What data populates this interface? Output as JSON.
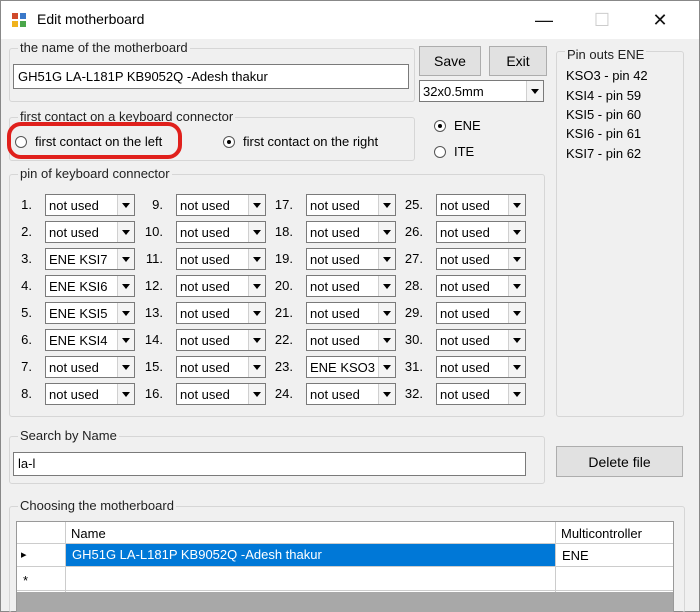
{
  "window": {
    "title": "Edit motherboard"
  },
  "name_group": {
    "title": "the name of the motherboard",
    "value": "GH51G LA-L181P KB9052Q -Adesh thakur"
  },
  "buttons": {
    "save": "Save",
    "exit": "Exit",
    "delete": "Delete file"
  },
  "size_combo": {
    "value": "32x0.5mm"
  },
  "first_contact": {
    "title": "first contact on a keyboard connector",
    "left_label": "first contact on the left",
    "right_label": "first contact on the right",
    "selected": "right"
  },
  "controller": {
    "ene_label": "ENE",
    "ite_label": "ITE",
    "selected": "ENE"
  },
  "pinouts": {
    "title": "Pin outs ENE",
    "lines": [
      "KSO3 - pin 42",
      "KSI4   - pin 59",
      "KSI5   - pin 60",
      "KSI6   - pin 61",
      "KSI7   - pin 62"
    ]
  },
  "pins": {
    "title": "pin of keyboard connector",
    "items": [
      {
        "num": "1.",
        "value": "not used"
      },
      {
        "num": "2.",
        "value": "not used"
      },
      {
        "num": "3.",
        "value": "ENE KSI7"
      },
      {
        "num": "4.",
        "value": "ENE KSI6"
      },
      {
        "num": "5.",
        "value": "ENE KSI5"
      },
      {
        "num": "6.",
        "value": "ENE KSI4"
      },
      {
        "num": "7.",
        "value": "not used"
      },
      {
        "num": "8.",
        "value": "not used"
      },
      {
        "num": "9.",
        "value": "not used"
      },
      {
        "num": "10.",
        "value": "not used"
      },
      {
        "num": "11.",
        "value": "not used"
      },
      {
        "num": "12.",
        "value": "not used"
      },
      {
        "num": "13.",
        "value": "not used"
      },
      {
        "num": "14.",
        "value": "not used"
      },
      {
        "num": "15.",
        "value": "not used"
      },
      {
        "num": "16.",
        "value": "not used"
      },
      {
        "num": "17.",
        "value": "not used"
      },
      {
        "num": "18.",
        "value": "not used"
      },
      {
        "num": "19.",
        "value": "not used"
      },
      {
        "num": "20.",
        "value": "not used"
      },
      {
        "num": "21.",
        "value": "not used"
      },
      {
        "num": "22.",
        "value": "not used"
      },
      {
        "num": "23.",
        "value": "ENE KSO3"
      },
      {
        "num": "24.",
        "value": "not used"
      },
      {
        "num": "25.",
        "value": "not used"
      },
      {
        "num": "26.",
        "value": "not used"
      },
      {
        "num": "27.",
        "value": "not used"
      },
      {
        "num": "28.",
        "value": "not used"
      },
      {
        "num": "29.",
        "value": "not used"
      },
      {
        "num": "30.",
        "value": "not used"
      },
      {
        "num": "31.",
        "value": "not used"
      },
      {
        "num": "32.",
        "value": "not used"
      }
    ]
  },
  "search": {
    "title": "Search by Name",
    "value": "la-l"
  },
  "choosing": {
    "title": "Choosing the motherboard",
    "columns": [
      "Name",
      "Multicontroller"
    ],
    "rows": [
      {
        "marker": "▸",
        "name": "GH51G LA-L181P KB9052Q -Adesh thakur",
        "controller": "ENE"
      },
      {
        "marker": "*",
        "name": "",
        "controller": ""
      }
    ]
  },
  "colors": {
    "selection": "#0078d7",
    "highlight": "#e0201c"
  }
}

- - - -

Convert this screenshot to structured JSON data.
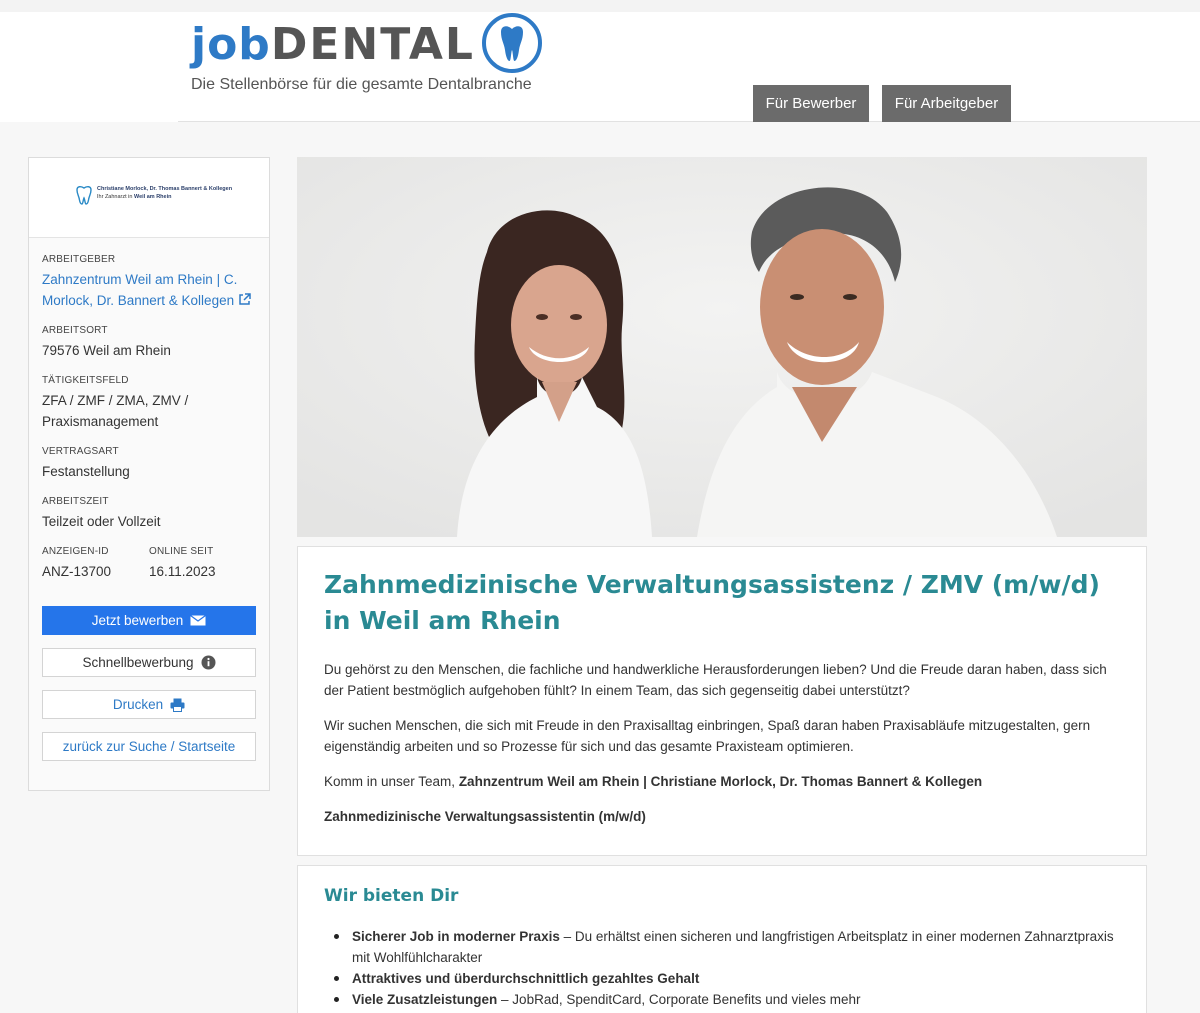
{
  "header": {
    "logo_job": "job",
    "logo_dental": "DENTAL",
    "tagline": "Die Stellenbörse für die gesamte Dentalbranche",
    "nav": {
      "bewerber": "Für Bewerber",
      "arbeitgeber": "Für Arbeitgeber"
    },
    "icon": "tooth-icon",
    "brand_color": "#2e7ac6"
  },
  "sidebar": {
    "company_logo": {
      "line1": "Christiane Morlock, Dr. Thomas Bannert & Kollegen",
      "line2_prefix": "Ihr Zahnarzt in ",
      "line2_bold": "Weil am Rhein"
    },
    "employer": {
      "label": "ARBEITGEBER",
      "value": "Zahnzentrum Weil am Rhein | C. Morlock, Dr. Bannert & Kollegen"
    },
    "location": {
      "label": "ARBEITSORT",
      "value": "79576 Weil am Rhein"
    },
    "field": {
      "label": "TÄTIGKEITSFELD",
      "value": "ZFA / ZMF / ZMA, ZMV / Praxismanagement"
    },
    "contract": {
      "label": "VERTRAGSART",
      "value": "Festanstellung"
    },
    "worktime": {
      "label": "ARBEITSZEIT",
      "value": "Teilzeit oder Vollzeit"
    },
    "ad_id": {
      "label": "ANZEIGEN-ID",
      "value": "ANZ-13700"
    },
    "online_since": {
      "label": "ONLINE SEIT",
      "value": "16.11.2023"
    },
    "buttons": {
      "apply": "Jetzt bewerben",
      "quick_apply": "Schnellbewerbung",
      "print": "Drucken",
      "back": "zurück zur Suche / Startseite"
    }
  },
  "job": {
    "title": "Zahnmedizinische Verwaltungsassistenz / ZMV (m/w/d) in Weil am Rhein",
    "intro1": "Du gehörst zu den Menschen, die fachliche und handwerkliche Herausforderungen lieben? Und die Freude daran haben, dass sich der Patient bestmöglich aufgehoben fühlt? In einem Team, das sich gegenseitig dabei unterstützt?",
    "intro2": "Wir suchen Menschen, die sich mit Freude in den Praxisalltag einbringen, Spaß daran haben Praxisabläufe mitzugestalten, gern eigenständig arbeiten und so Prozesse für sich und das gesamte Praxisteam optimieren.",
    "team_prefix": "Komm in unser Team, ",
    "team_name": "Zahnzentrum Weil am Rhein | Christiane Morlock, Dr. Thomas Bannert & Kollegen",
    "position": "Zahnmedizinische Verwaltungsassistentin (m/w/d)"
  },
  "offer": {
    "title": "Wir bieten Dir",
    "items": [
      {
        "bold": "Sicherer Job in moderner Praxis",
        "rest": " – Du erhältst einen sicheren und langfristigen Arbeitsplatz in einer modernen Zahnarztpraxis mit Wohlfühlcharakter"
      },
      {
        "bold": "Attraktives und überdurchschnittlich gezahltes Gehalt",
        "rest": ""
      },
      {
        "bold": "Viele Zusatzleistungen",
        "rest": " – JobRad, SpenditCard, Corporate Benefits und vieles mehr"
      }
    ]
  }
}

- - - -

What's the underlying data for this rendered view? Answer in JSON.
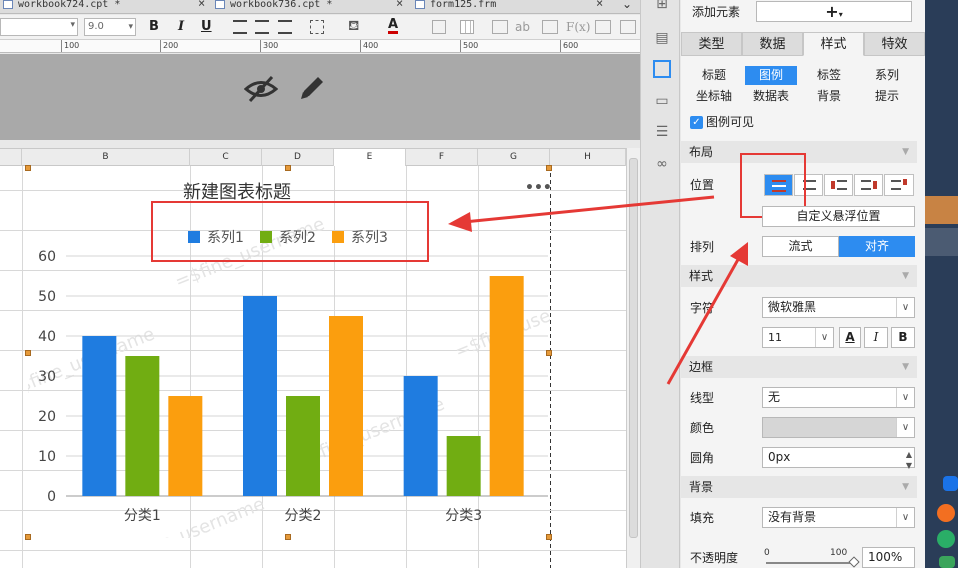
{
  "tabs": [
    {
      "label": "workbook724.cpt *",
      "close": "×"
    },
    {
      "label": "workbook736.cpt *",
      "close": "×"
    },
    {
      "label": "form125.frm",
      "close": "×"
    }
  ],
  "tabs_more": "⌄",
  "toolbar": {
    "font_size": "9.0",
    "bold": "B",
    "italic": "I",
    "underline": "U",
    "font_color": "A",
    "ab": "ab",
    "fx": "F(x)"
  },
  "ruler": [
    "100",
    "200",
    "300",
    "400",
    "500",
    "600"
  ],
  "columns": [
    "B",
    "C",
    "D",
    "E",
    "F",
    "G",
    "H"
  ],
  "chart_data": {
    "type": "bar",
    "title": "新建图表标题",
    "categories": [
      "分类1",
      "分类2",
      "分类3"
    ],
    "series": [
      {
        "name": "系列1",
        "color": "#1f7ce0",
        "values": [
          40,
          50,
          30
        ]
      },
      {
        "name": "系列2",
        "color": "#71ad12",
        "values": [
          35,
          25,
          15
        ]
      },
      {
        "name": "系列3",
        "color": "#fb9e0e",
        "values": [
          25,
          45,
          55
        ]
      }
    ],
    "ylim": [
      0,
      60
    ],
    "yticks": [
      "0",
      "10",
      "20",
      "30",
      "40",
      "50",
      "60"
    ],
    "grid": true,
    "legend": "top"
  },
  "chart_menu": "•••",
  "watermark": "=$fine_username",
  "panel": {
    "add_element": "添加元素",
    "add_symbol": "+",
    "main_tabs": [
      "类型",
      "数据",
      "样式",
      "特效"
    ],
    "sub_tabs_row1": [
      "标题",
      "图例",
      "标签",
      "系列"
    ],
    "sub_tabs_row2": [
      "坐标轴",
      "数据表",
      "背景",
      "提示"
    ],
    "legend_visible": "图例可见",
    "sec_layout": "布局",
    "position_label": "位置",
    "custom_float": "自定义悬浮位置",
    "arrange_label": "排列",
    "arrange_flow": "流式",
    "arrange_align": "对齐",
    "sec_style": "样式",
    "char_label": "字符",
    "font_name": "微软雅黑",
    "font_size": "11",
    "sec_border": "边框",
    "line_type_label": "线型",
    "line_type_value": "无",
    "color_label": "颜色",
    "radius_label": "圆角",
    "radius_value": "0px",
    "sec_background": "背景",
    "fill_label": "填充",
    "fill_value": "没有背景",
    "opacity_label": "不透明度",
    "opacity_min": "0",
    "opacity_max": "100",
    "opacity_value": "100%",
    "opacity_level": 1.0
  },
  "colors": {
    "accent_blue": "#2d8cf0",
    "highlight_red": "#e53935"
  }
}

- - - -

What you will do: Pull out every line of the records above that contains the word "thakur".

Exercise output:
    "value": "GH51G LA-L181P KB9052Q -Adesh thakur"
        "name": "GH51G LA-L181P KB9052Q -Adesh thakur",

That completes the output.